What the exercise asks →
Without the pictures, give the entries below again exactly as written.

Records to use →
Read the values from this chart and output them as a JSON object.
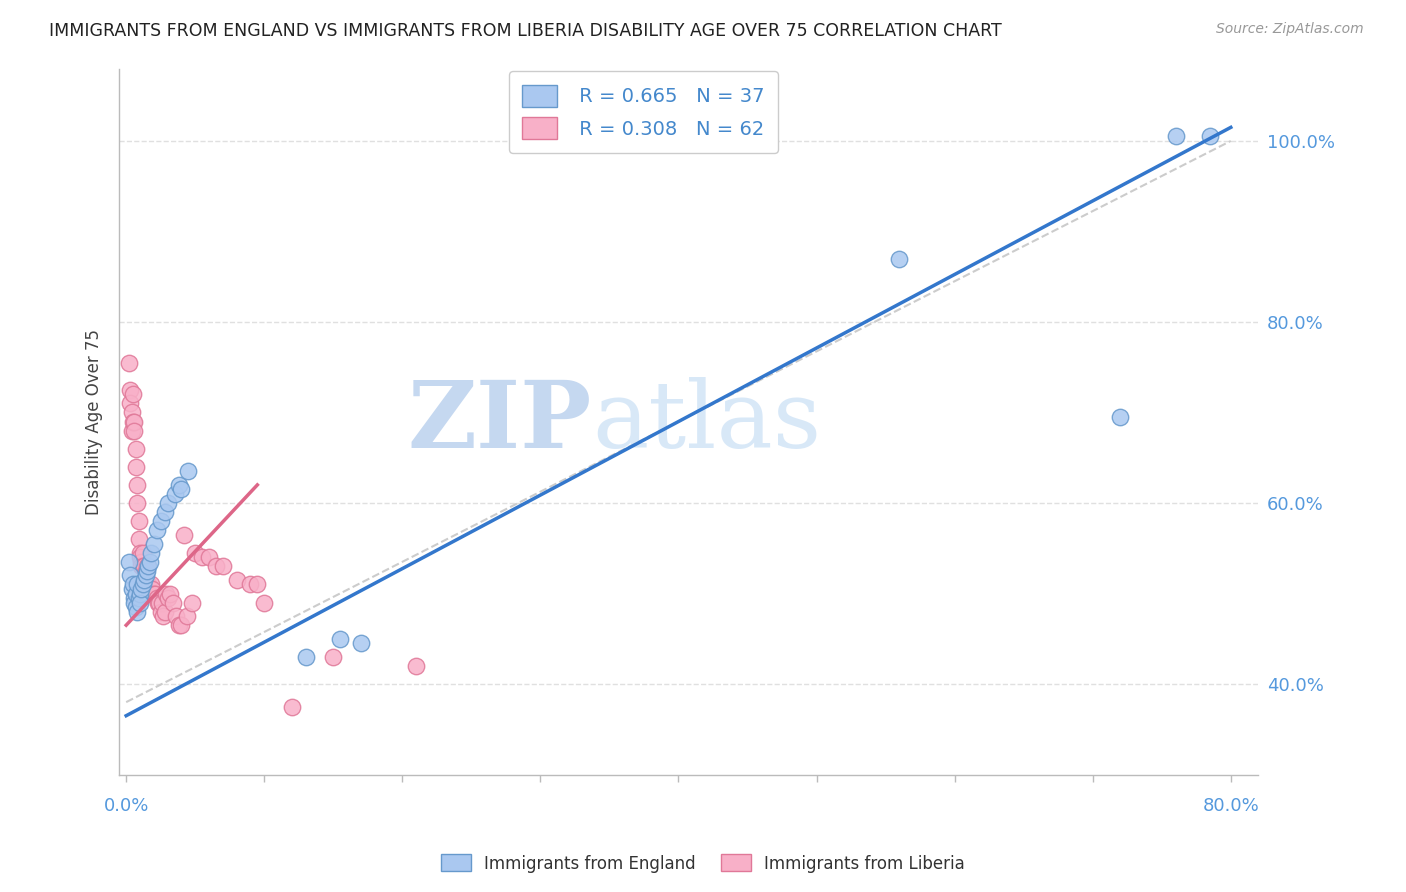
{
  "title": "IMMIGRANTS FROM ENGLAND VS IMMIGRANTS FROM LIBERIA DISABILITY AGE OVER 75 CORRELATION CHART",
  "source": "Source: ZipAtlas.com",
  "ylabel": "Disability Age Over 75",
  "ytick_labels": [
    "100.0%",
    "80.0%",
    "60.0%",
    "40.0%"
  ],
  "ytick_values": [
    1.0,
    0.8,
    0.6,
    0.4
  ],
  "xlim": [
    -0.005,
    0.82
  ],
  "ylim": [
    0.3,
    1.08
  ],
  "watermark_zip": "ZIP",
  "watermark_atlas": "atlas",
  "legend_england_R": "R = 0.665",
  "legend_england_N": "N = 37",
  "legend_liberia_R": "R = 0.308",
  "legend_liberia_N": "N = 62",
  "england_color": "#aac8f0",
  "england_edge": "#6699cc",
  "liberia_color": "#f8b0c8",
  "liberia_edge": "#e07898",
  "england_line_color": "#3377cc",
  "liberia_line_color": "#dd6688",
  "ref_line_color": "#cccccc",
  "england_line_x": [
    0.0,
    0.8
  ],
  "england_line_y": [
    0.365,
    1.015
  ],
  "liberia_line_x": [
    0.0,
    0.095
  ],
  "liberia_line_y": [
    0.465,
    0.62
  ],
  "ref_line_x": [
    0.0,
    0.8
  ],
  "ref_line_y": [
    0.38,
    1.0
  ],
  "england_scatter_x": [
    0.002,
    0.003,
    0.004,
    0.005,
    0.006,
    0.006,
    0.007,
    0.007,
    0.008,
    0.008,
    0.009,
    0.01,
    0.01,
    0.011,
    0.012,
    0.013,
    0.014,
    0.015,
    0.016,
    0.017,
    0.018,
    0.02,
    0.022,
    0.025,
    0.028,
    0.03,
    0.035,
    0.038,
    0.04,
    0.045,
    0.13,
    0.155,
    0.17,
    0.56,
    0.72,
    0.76,
    0.785
  ],
  "england_scatter_y": [
    0.535,
    0.52,
    0.505,
    0.51,
    0.495,
    0.49,
    0.5,
    0.485,
    0.51,
    0.48,
    0.495,
    0.5,
    0.49,
    0.505,
    0.51,
    0.515,
    0.52,
    0.525,
    0.53,
    0.535,
    0.545,
    0.555,
    0.57,
    0.58,
    0.59,
    0.6,
    0.61,
    0.62,
    0.615,
    0.635,
    0.43,
    0.45,
    0.445,
    0.87,
    0.695,
    1.005,
    1.005
  ],
  "liberia_scatter_x": [
    0.002,
    0.003,
    0.003,
    0.004,
    0.004,
    0.005,
    0.005,
    0.006,
    0.006,
    0.007,
    0.007,
    0.008,
    0.008,
    0.009,
    0.009,
    0.01,
    0.01,
    0.011,
    0.011,
    0.012,
    0.012,
    0.013,
    0.013,
    0.014,
    0.014,
    0.015,
    0.015,
    0.016,
    0.017,
    0.018,
    0.019,
    0.02,
    0.021,
    0.022,
    0.023,
    0.024,
    0.025,
    0.026,
    0.027,
    0.028,
    0.029,
    0.03,
    0.032,
    0.034,
    0.036,
    0.038,
    0.04,
    0.042,
    0.044,
    0.048,
    0.05,
    0.055,
    0.06,
    0.065,
    0.07,
    0.08,
    0.09,
    0.095,
    0.1,
    0.12,
    0.15,
    0.21
  ],
  "liberia_scatter_y": [
    0.755,
    0.725,
    0.71,
    0.7,
    0.68,
    0.72,
    0.69,
    0.69,
    0.68,
    0.66,
    0.64,
    0.62,
    0.6,
    0.58,
    0.56,
    0.545,
    0.54,
    0.535,
    0.53,
    0.545,
    0.53,
    0.53,
    0.51,
    0.525,
    0.51,
    0.53,
    0.505,
    0.51,
    0.5,
    0.51,
    0.505,
    0.5,
    0.5,
    0.495,
    0.49,
    0.49,
    0.48,
    0.49,
    0.475,
    0.48,
    0.5,
    0.495,
    0.5,
    0.49,
    0.475,
    0.465,
    0.465,
    0.565,
    0.475,
    0.49,
    0.545,
    0.54,
    0.54,
    0.53,
    0.53,
    0.515,
    0.51,
    0.51,
    0.49,
    0.375,
    0.43,
    0.42
  ],
  "background_color": "#ffffff",
  "grid_color": "#e0e0e0",
  "ytick_color": "#5599dd",
  "xtick_color": "#5599dd"
}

Problem solution →
Read the values from this chart and output them as a JSON object.
{
  "title": "IMMIGRANTS FROM ENGLAND VS IMMIGRANTS FROM LIBERIA DISABILITY AGE OVER 75 CORRELATION CHART",
  "source": "Source: ZipAtlas.com",
  "ylabel": "Disability Age Over 75",
  "ytick_labels": [
    "100.0%",
    "80.0%",
    "60.0%",
    "40.0%"
  ],
  "ytick_values": [
    1.0,
    0.8,
    0.6,
    0.4
  ],
  "xlim": [
    -0.005,
    0.82
  ],
  "ylim": [
    0.3,
    1.08
  ],
  "watermark_zip": "ZIP",
  "watermark_atlas": "atlas",
  "legend_england_R": "R = 0.665",
  "legend_england_N": "N = 37",
  "legend_liberia_R": "R = 0.308",
  "legend_liberia_N": "N = 62",
  "england_color": "#aac8f0",
  "england_edge": "#6699cc",
  "liberia_color": "#f8b0c8",
  "liberia_edge": "#e07898",
  "england_line_color": "#3377cc",
  "liberia_line_color": "#dd6688",
  "ref_line_color": "#cccccc",
  "england_line_x": [
    0.0,
    0.8
  ],
  "england_line_y": [
    0.365,
    1.015
  ],
  "liberia_line_x": [
    0.0,
    0.095
  ],
  "liberia_line_y": [
    0.465,
    0.62
  ],
  "ref_line_x": [
    0.0,
    0.8
  ],
  "ref_line_y": [
    0.38,
    1.0
  ],
  "england_scatter_x": [
    0.002,
    0.003,
    0.004,
    0.005,
    0.006,
    0.006,
    0.007,
    0.007,
    0.008,
    0.008,
    0.009,
    0.01,
    0.01,
    0.011,
    0.012,
    0.013,
    0.014,
    0.015,
    0.016,
    0.017,
    0.018,
    0.02,
    0.022,
    0.025,
    0.028,
    0.03,
    0.035,
    0.038,
    0.04,
    0.045,
    0.13,
    0.155,
    0.17,
    0.56,
    0.72,
    0.76,
    0.785
  ],
  "england_scatter_y": [
    0.535,
    0.52,
    0.505,
    0.51,
    0.495,
    0.49,
    0.5,
    0.485,
    0.51,
    0.48,
    0.495,
    0.5,
    0.49,
    0.505,
    0.51,
    0.515,
    0.52,
    0.525,
    0.53,
    0.535,
    0.545,
    0.555,
    0.57,
    0.58,
    0.59,
    0.6,
    0.61,
    0.62,
    0.615,
    0.635,
    0.43,
    0.45,
    0.445,
    0.87,
    0.695,
    1.005,
    1.005
  ],
  "liberia_scatter_x": [
    0.002,
    0.003,
    0.003,
    0.004,
    0.004,
    0.005,
    0.005,
    0.006,
    0.006,
    0.007,
    0.007,
    0.008,
    0.008,
    0.009,
    0.009,
    0.01,
    0.01,
    0.011,
    0.011,
    0.012,
    0.012,
    0.013,
    0.013,
    0.014,
    0.014,
    0.015,
    0.015,
    0.016,
    0.017,
    0.018,
    0.019,
    0.02,
    0.021,
    0.022,
    0.023,
    0.024,
    0.025,
    0.026,
    0.027,
    0.028,
    0.029,
    0.03,
    0.032,
    0.034,
    0.036,
    0.038,
    0.04,
    0.042,
    0.044,
    0.048,
    0.05,
    0.055,
    0.06,
    0.065,
    0.07,
    0.08,
    0.09,
    0.095,
    0.1,
    0.12,
    0.15,
    0.21
  ],
  "liberia_scatter_y": [
    0.755,
    0.725,
    0.71,
    0.7,
    0.68,
    0.72,
    0.69,
    0.69,
    0.68,
    0.66,
    0.64,
    0.62,
    0.6,
    0.58,
    0.56,
    0.545,
    0.54,
    0.535,
    0.53,
    0.545,
    0.53,
    0.53,
    0.51,
    0.525,
    0.51,
    0.53,
    0.505,
    0.51,
    0.5,
    0.51,
    0.505,
    0.5,
    0.5,
    0.495,
    0.49,
    0.49,
    0.48,
    0.49,
    0.475,
    0.48,
    0.5,
    0.495,
    0.5,
    0.49,
    0.475,
    0.465,
    0.465,
    0.565,
    0.475,
    0.49,
    0.545,
    0.54,
    0.54,
    0.53,
    0.53,
    0.515,
    0.51,
    0.51,
    0.49,
    0.375,
    0.43,
    0.42
  ],
  "background_color": "#ffffff",
  "grid_color": "#e0e0e0",
  "ytick_color": "#5599dd",
  "xtick_color": "#5599dd"
}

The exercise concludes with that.